▽
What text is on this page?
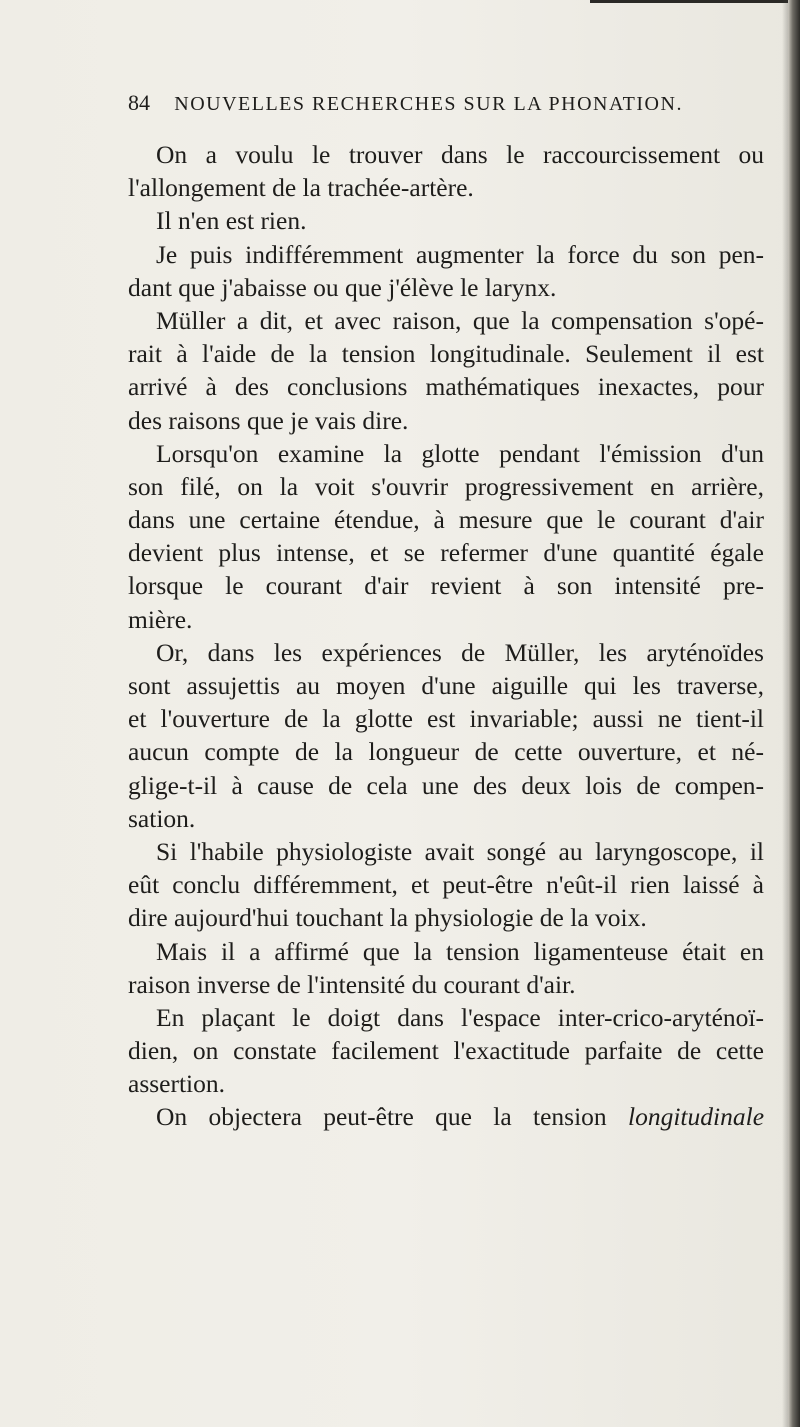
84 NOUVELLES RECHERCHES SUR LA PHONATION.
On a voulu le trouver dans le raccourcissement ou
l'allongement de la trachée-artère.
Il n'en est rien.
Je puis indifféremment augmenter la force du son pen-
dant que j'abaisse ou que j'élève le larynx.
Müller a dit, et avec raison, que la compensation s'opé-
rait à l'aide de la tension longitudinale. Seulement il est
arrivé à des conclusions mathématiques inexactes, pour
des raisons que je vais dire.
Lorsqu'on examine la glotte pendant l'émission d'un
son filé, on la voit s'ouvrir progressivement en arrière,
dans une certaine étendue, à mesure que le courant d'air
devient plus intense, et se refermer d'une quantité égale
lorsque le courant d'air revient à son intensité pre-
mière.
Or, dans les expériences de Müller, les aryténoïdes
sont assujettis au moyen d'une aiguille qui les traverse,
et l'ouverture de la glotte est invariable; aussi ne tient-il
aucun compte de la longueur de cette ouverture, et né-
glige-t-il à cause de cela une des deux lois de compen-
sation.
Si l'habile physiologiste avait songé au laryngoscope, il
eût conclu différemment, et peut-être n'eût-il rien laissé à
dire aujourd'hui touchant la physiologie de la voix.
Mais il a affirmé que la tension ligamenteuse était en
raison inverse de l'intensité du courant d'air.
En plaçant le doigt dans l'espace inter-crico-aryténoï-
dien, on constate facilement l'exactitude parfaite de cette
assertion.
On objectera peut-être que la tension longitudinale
△
▽
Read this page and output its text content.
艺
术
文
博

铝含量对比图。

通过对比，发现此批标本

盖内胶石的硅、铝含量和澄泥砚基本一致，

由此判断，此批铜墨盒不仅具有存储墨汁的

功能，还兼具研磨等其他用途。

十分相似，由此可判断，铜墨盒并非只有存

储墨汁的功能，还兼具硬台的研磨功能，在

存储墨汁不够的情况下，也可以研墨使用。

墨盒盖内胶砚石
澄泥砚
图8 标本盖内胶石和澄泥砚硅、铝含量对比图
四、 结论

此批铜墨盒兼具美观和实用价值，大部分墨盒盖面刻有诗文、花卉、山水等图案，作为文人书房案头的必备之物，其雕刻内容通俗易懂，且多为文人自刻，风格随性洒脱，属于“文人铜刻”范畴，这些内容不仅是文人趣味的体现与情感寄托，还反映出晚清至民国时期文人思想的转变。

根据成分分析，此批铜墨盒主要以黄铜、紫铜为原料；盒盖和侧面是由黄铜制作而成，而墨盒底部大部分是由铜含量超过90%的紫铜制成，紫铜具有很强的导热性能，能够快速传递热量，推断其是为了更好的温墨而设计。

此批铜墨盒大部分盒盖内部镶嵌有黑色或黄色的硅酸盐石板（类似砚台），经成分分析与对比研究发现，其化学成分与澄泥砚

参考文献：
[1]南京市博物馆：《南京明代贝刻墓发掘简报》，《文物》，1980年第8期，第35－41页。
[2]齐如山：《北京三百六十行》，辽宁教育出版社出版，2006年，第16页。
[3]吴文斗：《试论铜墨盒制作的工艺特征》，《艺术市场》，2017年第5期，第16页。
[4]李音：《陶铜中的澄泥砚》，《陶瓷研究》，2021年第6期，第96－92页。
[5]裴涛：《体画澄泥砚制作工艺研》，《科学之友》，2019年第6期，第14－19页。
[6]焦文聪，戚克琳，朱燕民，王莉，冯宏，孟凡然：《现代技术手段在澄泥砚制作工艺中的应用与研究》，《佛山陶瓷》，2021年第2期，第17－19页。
△
#### [Goal]
Find every line in the records that contains the word "this"; copy those lines.

#### [Result below]
What text is on this page?
Read this page and output its text content.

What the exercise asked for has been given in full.